**Aim of the task**
Repeat, line for line, the entries printed below.

[Stored data entries]
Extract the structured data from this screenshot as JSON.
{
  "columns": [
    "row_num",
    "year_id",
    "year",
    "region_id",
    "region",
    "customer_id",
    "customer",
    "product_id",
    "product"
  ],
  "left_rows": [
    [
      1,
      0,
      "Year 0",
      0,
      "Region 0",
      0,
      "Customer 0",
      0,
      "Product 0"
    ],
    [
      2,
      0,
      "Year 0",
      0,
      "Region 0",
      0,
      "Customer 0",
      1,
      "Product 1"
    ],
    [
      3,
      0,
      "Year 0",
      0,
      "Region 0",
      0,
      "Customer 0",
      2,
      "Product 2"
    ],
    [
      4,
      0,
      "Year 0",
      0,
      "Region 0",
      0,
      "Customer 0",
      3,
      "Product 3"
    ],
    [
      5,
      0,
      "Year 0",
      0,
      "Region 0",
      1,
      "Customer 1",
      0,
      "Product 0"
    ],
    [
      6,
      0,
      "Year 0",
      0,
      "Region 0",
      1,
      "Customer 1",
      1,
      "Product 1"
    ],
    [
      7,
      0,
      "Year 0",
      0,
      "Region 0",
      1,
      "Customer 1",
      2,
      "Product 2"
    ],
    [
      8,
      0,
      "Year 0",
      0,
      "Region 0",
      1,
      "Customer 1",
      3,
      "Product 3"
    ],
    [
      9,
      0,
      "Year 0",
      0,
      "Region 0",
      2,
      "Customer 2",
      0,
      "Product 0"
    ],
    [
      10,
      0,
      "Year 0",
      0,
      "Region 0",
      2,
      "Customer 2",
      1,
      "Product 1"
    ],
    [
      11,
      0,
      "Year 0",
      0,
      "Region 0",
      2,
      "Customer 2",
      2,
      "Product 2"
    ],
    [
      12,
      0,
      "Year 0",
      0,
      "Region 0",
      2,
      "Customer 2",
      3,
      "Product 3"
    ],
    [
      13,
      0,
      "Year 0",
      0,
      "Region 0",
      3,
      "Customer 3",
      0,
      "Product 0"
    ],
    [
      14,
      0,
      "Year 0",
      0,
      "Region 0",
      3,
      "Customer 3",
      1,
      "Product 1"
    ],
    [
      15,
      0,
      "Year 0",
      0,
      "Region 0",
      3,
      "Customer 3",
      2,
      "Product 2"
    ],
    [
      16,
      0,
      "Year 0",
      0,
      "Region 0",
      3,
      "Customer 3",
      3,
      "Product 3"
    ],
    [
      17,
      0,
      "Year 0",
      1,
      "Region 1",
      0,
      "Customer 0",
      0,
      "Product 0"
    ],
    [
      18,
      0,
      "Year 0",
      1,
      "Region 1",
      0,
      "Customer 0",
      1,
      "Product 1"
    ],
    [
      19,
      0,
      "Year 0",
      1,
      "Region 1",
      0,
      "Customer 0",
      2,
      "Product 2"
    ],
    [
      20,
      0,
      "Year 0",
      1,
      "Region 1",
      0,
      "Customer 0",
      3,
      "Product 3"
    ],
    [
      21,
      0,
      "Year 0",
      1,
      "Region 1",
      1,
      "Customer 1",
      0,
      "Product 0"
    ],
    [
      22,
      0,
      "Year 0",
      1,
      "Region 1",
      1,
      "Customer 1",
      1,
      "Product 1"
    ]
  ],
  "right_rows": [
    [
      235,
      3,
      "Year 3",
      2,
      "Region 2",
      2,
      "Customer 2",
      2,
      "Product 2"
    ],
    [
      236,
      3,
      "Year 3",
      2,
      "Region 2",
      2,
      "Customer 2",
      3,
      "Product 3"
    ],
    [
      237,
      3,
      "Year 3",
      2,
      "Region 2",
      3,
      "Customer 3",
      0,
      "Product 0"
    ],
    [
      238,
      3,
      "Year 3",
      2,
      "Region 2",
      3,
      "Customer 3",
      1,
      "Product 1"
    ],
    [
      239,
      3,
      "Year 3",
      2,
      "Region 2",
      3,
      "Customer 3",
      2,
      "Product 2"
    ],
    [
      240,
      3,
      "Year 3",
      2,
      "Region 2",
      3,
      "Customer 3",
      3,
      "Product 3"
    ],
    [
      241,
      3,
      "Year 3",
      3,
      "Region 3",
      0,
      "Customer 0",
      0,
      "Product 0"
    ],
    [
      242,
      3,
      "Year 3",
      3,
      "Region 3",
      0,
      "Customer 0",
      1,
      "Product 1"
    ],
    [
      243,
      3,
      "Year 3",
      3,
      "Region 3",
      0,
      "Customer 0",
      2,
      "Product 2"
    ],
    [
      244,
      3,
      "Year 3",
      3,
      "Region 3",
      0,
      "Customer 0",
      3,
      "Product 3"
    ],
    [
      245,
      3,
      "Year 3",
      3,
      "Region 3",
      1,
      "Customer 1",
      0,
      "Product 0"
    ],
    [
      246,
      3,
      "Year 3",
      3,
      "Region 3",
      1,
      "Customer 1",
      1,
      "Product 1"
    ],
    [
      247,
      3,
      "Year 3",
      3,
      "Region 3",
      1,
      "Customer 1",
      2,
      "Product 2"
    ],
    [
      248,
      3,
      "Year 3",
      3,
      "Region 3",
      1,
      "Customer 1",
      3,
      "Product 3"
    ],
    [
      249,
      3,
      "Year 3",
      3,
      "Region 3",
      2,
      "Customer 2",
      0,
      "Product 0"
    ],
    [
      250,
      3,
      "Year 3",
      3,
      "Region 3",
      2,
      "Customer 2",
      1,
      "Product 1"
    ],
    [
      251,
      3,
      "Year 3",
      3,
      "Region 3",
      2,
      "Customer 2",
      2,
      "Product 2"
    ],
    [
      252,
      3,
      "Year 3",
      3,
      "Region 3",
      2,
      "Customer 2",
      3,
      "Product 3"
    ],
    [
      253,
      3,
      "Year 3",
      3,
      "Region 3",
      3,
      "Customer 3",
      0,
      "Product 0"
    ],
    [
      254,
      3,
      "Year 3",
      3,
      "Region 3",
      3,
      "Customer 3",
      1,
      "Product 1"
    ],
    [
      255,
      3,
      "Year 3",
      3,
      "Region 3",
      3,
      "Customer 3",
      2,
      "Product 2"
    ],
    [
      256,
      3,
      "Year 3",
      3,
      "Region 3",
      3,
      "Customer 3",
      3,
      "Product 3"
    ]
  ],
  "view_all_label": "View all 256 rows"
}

**Complete output**
Extract the structured data from this screenshot as JSON.
{
  "columns": [
    "row_num",
    "year_id",
    "year",
    "region_id",
    "region",
    "customer_id",
    "customer",
    "product_id",
    "product"
  ],
  "left_rows": [
    [
      1,
      0,
      "Year 0",
      0,
      "Region 0",
      0,
      "Customer 0",
      0,
      "Product 0"
    ],
    [
      2,
      0,
      "Year 0",
      0,
      "Region 0",
      0,
      "Customer 0",
      1,
      "Product 1"
    ],
    [
      3,
      0,
      "Year 0",
      0,
      "Region 0",
      0,
      "Customer 0",
      2,
      "Product 2"
    ],
    [
      4,
      0,
      "Year 0",
      0,
      "Region 0",
      0,
      "Customer 0",
      3,
      "Product 3"
    ],
    [
      5,
      0,
      "Year 0",
      0,
      "Region 0",
      1,
      "Customer 1",
      0,
      "Product 0"
    ],
    [
      6,
      0,
      "Year 0",
      0,
      "Region 0",
      1,
      "Customer 1",
      1,
      "Product 1"
    ],
    [
      7,
      0,
      "Year 0",
      0,
      "Region 0",
      1,
      "Customer 1",
      2,
      "Product 2"
    ],
    [
      8,
      0,
      "Year 0",
      0,
      "Region 0",
      1,
      "Customer 1",
      3,
      "Product 3"
    ],
    [
      9,
      0,
      "Year 0",
      0,
      "Region 0",
      2,
      "Customer 2",
      0,
      "Product 0"
    ],
    [
      10,
      0,
      "Year 0",
      0,
      "Region 0",
      2,
      "Customer 2",
      1,
      "Product 1"
    ],
    [
      11,
      0,
      "Year 0",
      0,
      "Region 0",
      2,
      "Customer 2",
      2,
      "Product 2"
    ],
    [
      12,
      0,
      "Year 0",
      0,
      "Region 0",
      2,
      "Customer 2",
      3,
      "Product 3"
    ],
    [
      13,
      0,
      "Year 0",
      0,
      "Region 0",
      3,
      "Customer 3",
      0,
      "Product 0"
    ],
    [
      14,
      0,
      "Year 0",
      0,
      "Region 0",
      3,
      "Customer 3",
      1,
      "Product 1"
    ],
    [
      15,
      0,
      "Year 0",
      0,
      "Region 0",
      3,
      "Customer 3",
      2,
      "Product 2"
    ],
    [
      16,
      0,
      "Year 0",
      0,
      "Region 0",
      3,
      "Customer 3",
      3,
      "Product 3"
    ],
    [
      17,
      0,
      "Year 0",
      1,
      "Region 1",
      0,
      "Customer 0",
      0,
      "Product 0"
    ],
    [
      18,
      0,
      "Year 0",
      1,
      "Region 1",
      0,
      "Customer 0",
      1,
      "Product 1"
    ],
    [
      19,
      0,
      "Year 0",
      1,
      "Region 1",
      0,
      "Customer 0",
      2,
      "Product 2"
    ],
    [
      20,
      0,
      "Year 0",
      1,
      "Region 1",
      0,
      "Customer 0",
      3,
      "Product 3"
    ],
    [
      21,
      0,
      "Year 0",
      1,
      "Region 1",
      1,
      "Customer 1",
      0,
      "Product 0"
    ],
    [
      22,
      0,
      "Year 0",
      1,
      "Region 1",
      1,
      "Customer 1",
      1,
      "Product 1"
    ]
  ],
  "right_rows": [
    [
      235,
      3,
      "Year 3",
      2,
      "Region 2",
      2,
      "Customer 2",
      2,
      "Product 2"
    ],
    [
      236,
      3,
      "Year 3",
      2,
      "Region 2",
      2,
      "Customer 2",
      3,
      "Product 3"
    ],
    [
      237,
      3,
      "Year 3",
      2,
      "Region 2",
      3,
      "Customer 3",
      0,
      "Product 0"
    ],
    [
      238,
      3,
      "Year 3",
      2,
      "Region 2",
      3,
      "Customer 3",
      1,
      "Product 1"
    ],
    [
      239,
      3,
      "Year 3",
      2,
      "Region 2",
      3,
      "Customer 3",
      2,
      "Product 2"
    ],
    [
      240,
      3,
      "Year 3",
      2,
      "Region 2",
      3,
      "Customer 3",
      3,
      "Product 3"
    ],
    [
      241,
      3,
      "Year 3",
      3,
      "Region 3",
      0,
      "Customer 0",
      0,
      "Product 0"
    ],
    [
      242,
      3,
      "Year 3",
      3,
      "Region 3",
      0,
      "Customer 0",
      1,
      "Product 1"
    ],
    [
      243,
      3,
      "Year 3",
      3,
      "Region 3",
      0,
      "Customer 0",
      2,
      "Product 2"
    ],
    [
      244,
      3,
      "Year 3",
      3,
      "Region 3",
      0,
      "Customer 0",
      3,
      "Product 3"
    ],
    [
      245,
      3,
      "Year 3",
      3,
      "Region 3",
      1,
      "Customer 1",
      0,
      "Product 0"
    ],
    [
      246,
      3,
      "Year 3",
      3,
      "Region 3",
      1,
      "Customer 1",
      1,
      "Product 1"
    ],
    [
      247,
      3,
      "Year 3",
      3,
      "Region 3",
      1,
      "Customer 1",
      2,
      "Product 2"
    ],
    [
      248,
      3,
      "Year 3",
      3,
      "Region 3",
      1,
      "Customer 1",
      3,
      "Product 3"
    ],
    [
      249,
      3,
      "Year 3",
      3,
      "Region 3",
      2,
      "Customer 2",
      0,
      "Product 0"
    ],
    [
      250,
      3,
      "Year 3",
      3,
      "Region 3",
      2,
      "Customer 2",
      1,
      "Product 1"
    ],
    [
      251,
      3,
      "Year 3",
      3,
      "Region 3",
      2,
      "Customer 2",
      2,
      "Product 2"
    ],
    [
      252,
      3,
      "Year 3",
      3,
      "Region 3",
      2,
      "Customer 2",
      3,
      "Product 3"
    ],
    [
      253,
      3,
      "Year 3",
      3,
      "Region 3",
      3,
      "Customer 3",
      0,
      "Product 0"
    ],
    [
      254,
      3,
      "Year 3",
      3,
      "Region 3",
      3,
      "Customer 3",
      1,
      "Product 1"
    ],
    [
      255,
      3,
      "Year 3",
      3,
      "Region 3",
      3,
      "Customer 3",
      2,
      "Product 2"
    ],
    [
      256,
      3,
      "Year 3",
      3,
      "Region 3",
      3,
      "Customer 3",
      3,
      "Product 3"
    ]
  ],
  "view_all_label": "View all 256 rows"
}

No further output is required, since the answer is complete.